Goal: Here are some records; quote them exactly, leaving out the pictures.

>> start Data section

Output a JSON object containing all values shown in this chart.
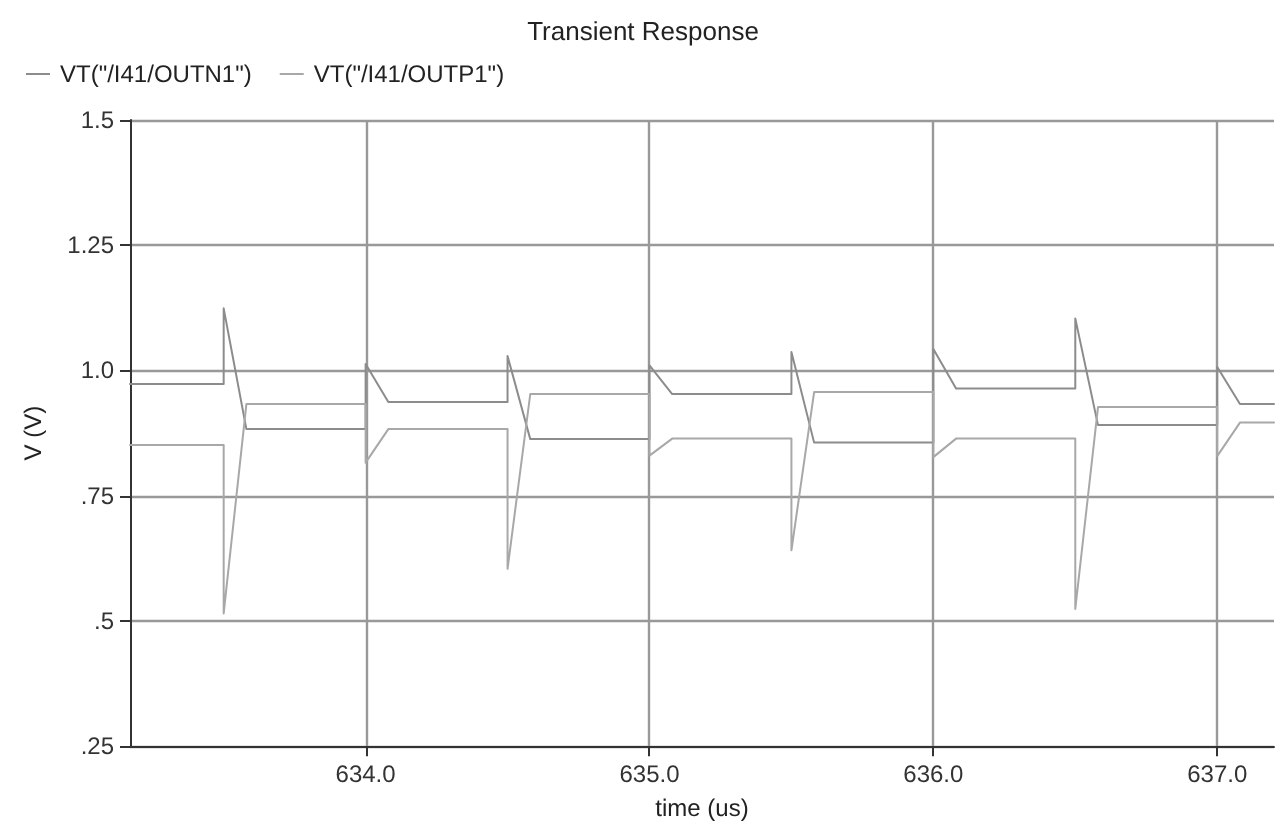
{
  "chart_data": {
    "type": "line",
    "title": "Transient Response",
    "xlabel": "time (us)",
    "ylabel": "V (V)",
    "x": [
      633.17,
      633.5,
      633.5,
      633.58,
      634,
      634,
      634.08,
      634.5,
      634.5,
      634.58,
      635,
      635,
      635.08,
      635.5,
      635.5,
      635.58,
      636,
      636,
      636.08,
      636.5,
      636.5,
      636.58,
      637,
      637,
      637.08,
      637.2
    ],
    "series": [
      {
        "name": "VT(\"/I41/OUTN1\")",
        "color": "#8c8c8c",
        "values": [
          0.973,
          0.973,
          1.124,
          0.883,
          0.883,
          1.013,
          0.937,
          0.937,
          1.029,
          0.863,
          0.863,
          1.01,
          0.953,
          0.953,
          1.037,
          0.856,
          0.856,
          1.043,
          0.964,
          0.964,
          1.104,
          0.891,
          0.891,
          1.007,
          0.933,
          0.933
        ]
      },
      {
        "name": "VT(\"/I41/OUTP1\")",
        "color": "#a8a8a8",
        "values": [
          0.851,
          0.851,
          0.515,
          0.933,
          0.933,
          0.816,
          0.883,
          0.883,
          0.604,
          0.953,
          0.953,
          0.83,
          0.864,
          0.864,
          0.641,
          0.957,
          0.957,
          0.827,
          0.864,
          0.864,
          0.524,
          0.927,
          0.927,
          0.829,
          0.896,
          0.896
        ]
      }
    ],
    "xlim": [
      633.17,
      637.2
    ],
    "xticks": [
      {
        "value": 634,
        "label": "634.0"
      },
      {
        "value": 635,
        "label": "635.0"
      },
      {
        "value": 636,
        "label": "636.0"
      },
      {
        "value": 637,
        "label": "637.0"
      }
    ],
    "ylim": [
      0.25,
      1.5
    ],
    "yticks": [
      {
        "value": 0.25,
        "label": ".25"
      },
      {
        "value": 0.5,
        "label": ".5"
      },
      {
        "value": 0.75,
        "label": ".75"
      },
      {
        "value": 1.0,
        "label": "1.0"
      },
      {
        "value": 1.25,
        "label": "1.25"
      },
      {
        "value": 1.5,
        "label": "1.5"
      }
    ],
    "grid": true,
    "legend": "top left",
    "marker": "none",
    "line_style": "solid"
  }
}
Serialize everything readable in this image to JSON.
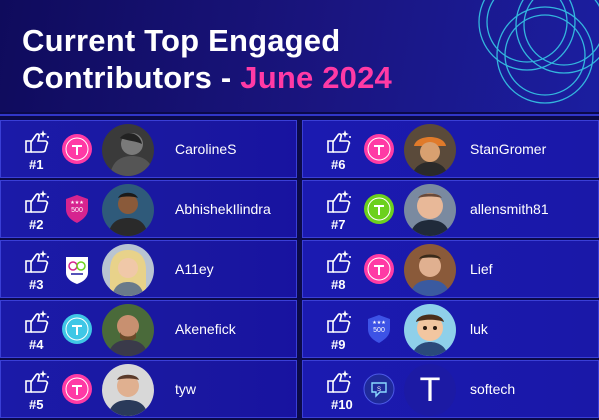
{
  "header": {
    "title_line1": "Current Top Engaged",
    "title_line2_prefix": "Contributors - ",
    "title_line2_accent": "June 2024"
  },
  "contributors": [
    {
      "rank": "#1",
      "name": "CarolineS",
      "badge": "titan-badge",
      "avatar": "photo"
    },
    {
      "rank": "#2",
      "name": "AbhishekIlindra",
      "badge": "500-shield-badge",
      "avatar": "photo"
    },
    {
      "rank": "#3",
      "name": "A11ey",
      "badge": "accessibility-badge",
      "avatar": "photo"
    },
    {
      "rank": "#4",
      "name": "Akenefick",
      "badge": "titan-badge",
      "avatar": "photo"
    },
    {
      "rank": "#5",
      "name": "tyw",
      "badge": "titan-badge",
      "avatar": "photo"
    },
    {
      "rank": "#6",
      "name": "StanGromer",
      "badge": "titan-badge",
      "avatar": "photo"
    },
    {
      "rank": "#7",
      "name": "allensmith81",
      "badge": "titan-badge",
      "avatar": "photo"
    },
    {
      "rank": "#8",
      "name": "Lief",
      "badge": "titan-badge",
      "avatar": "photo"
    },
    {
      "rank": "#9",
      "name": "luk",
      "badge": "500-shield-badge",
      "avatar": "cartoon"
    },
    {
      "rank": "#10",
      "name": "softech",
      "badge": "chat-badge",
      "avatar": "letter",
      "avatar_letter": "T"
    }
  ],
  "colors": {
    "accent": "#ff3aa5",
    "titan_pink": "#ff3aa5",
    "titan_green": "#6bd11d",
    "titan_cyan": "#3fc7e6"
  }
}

>> end Data section

Final result:
Output a JSON object containing all values shown in this chart.
{
  "chart_data": {
    "type": "line",
    "title": "Transient Response",
    "xlabel": "time (us)",
    "ylabel": "V (V)",
    "x": [
      633.17,
      633.5,
      633.5,
      633.58,
      634,
      634,
      634.08,
      634.5,
      634.5,
      634.58,
      635,
      635,
      635.08,
      635.5,
      635.5,
      635.58,
      636,
      636,
      636.08,
      636.5,
      636.5,
      636.58,
      637,
      637,
      637.08,
      637.2
    ],
    "series": [
      {
        "name": "VT(\"/I41/OUTN1\")",
        "color": "#8c8c8c",
        "values": [
          0.973,
          0.973,
          1.124,
          0.883,
          0.883,
          1.013,
          0.937,
          0.937,
          1.029,
          0.863,
          0.863,
          1.01,
          0.953,
          0.953,
          1.037,
          0.856,
          0.856,
          1.043,
          0.964,
          0.964,
          1.104,
          0.891,
          0.891,
          1.007,
          0.933,
          0.933
        ]
      },
      {
        "name": "VT(\"/I41/OUTP1\")",
        "color": "#a8a8a8",
        "values": [
          0.851,
          0.851,
          0.515,
          0.933,
          0.933,
          0.816,
          0.883,
          0.883,
          0.604,
          0.953,
          0.953,
          0.83,
          0.864,
          0.864,
          0.641,
          0.957,
          0.957,
          0.827,
          0.864,
          0.864,
          0.524,
          0.927,
          0.927,
          0.829,
          0.896,
          0.896
        ]
      }
    ],
    "xlim": [
      633.17,
      637.2
    ],
    "xticks": [
      {
        "value": 634,
        "label": "634.0"
      },
      {
        "value": 635,
        "label": "635.0"
      },
      {
        "value": 636,
        "label": "636.0"
      },
      {
        "value": 637,
        "label": "637.0"
      }
    ],
    "ylim": [
      0.25,
      1.5
    ],
    "yticks": [
      {
        "value": 0.25,
        "label": ".25"
      },
      {
        "value": 0.5,
        "label": ".5"
      },
      {
        "value": 0.75,
        "label": ".75"
      },
      {
        "value": 1.0,
        "label": "1.0"
      },
      {
        "value": 1.25,
        "label": "1.25"
      },
      {
        "value": 1.5,
        "label": "1.5"
      }
    ],
    "grid": true,
    "legend": "top left",
    "marker": "none",
    "line_style": "solid"
  }
}
Serialize everything readable in this image to JSON.
{
  "header": {
    "title_line1": "Current Top Engaged",
    "title_line2_prefix": "Contributors - ",
    "title_line2_accent": "June 2024"
  },
  "contributors": [
    {
      "rank": "#1",
      "name": "CarolineS",
      "badge": "titan-badge",
      "avatar": "photo"
    },
    {
      "rank": "#2",
      "name": "AbhishekIlindra",
      "badge": "500-shield-badge",
      "avatar": "photo"
    },
    {
      "rank": "#3",
      "name": "A11ey",
      "badge": "accessibility-badge",
      "avatar": "photo"
    },
    {
      "rank": "#4",
      "name": "Akenefick",
      "badge": "titan-badge",
      "avatar": "photo"
    },
    {
      "rank": "#5",
      "name": "tyw",
      "badge": "titan-badge",
      "avatar": "photo"
    },
    {
      "rank": "#6",
      "name": "StanGromer",
      "badge": "titan-badge",
      "avatar": "photo"
    },
    {
      "rank": "#7",
      "name": "allensmith81",
      "badge": "titan-badge",
      "avatar": "photo"
    },
    {
      "rank": "#8",
      "name": "Lief",
      "badge": "titan-badge",
      "avatar": "photo"
    },
    {
      "rank": "#9",
      "name": "luk",
      "badge": "500-shield-badge",
      "avatar": "cartoon"
    },
    {
      "rank": "#10",
      "name": "softech",
      "badge": "chat-badge",
      "avatar": "letter",
      "avatar_letter": "T"
    }
  ],
  "colors": {
    "accent": "#ff3aa5",
    "titan_pink": "#ff3aa5",
    "titan_green": "#6bd11d",
    "titan_cyan": "#3fc7e6"
  }
}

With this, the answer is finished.